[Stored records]
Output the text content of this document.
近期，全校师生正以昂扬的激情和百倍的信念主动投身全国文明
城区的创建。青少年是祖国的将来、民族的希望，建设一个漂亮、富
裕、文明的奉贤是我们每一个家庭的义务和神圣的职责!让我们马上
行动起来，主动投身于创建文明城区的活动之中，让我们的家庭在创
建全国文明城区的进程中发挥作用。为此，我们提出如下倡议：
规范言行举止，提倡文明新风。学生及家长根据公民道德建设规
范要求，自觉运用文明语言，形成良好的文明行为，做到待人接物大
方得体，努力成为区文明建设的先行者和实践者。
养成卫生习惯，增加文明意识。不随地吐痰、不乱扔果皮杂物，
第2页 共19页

> _Required task_: Reproduce the entries above in full by retyping them exactly.

> _Reply_:
Output the text content of this document.
近期，全校师生正以昂扬的激情和百倍的信念主动投身全国文明
城区的创建。青少年是祖国的将来、民族的希望，建设一个漂亮、富
裕、文明的奉贤是我们每一个家庭的义务和神圣的职责!让我们马上
行动起来，主动投身于创建文明城区的活动之中，让我们的家庭在创
建全国文明城区的进程中发挥作用。为此，我们提出如下倡议：
规范言行举止，提倡文明新风。学生及家长根据公民道德建设规
范要求，自觉运用文明语言，形成良好的文明行为，做到待人接物大
方得体，努力成为区文明建设的先行者和实践者。
养成卫生习惯，增加文明意识。不随地吐痰、不乱扔果皮杂物，
第2页 共19页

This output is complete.